Exercise >>
Transcribe the records exactly. Pictures do not belong in the transcription.

— begin —

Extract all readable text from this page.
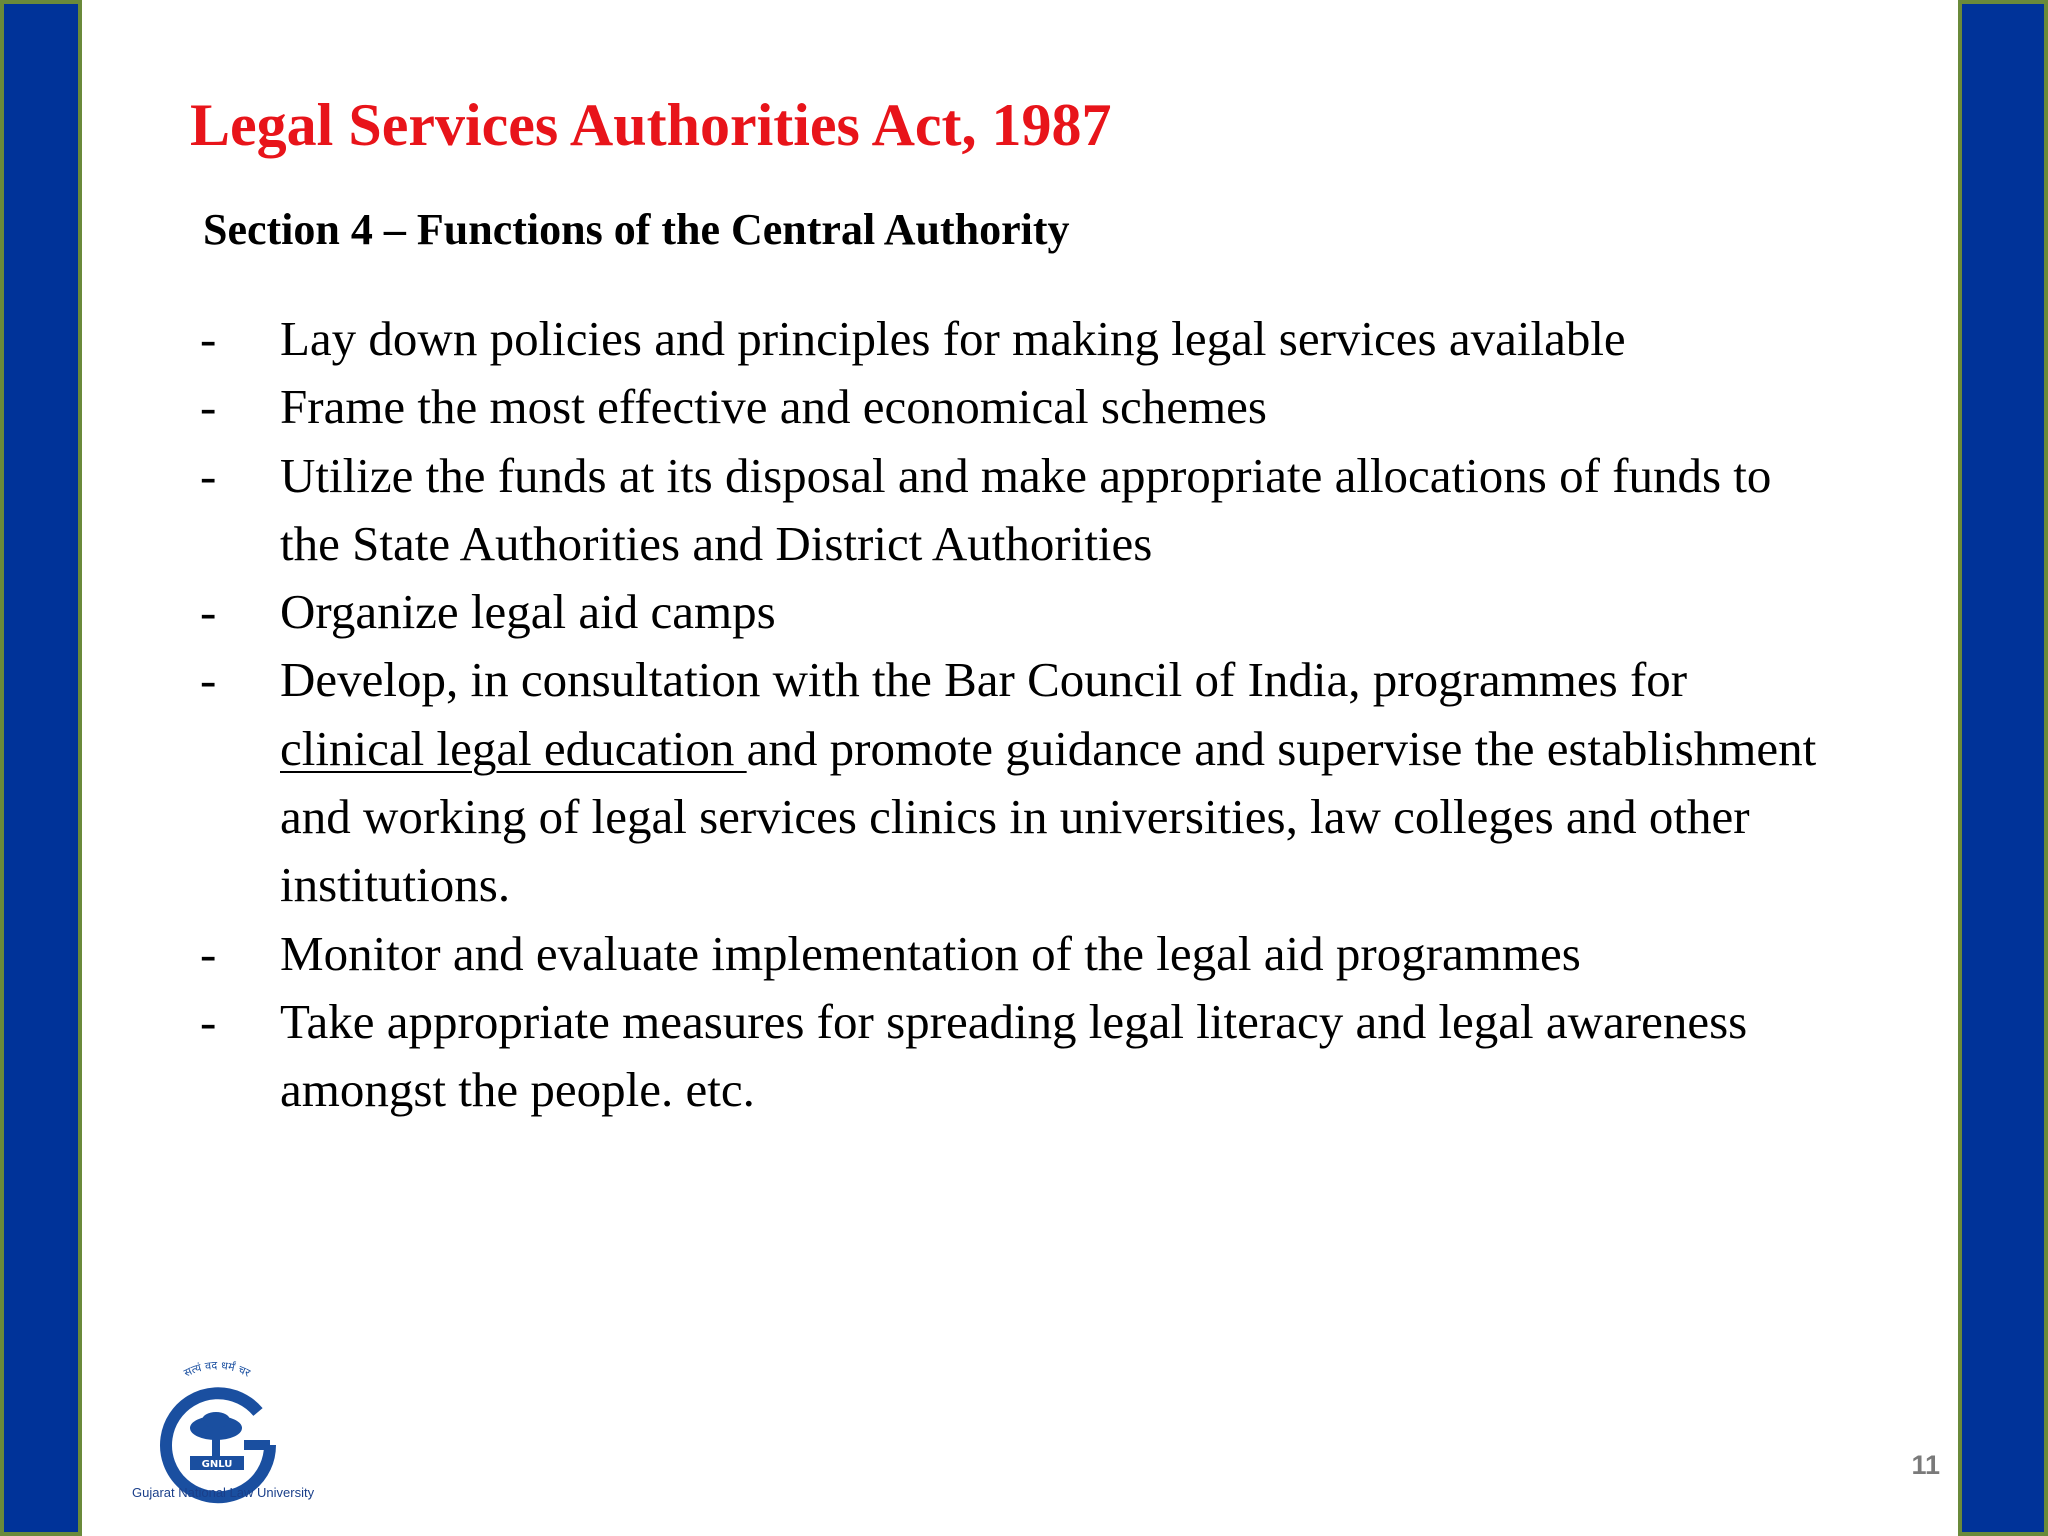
Legal Services Authorities Act, 1987
Section 4 – Functions of the Central Authority
- Lay down policies and principles for making legal services available
- Frame the most effective and economical schemes
- Utilize the funds at its disposal and make appropriate allocations of funds to the State Authorities and District Authorities
- Organize legal aid camps
- Develop, in consultation with the Bar Council of India, programmes for clinical legal education and promote guidance and supervise the establishment and working of legal services clinics in universities, law colleges and other institutions.
- Monitor and evaluate implementation of the legal aid programmes
- Take appropriate measures for spreading legal literacy and legal awareness amongst the people. etc.
सत्यं वद धर्मं चर
GNLU
Gujarat National Law University
11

— end —

Task output >>
Extract all readable text from this page.
Legal Services Authorities Act, 1987
Section 4 – Functions of the Central Authority
- Lay down policies and principles for making legal services available
- Frame the most effective and economical schemes
- Utilize the funds at its disposal and make appropriate allocations of funds to the State Authorities and District Authorities
- Organize legal aid camps
- Develop, in consultation with the Bar Council of India, programmes for clinical legal education and promote guidance and supervise the establishment and working of legal services clinics in universities, law colleges and other institutions.
- Monitor and evaluate implementation of the legal aid programmes
- Take appropriate measures for spreading legal literacy and legal awareness amongst the people. etc.
सत्यं वद धर्मं चर
GNLU
Gujarat National Law University
11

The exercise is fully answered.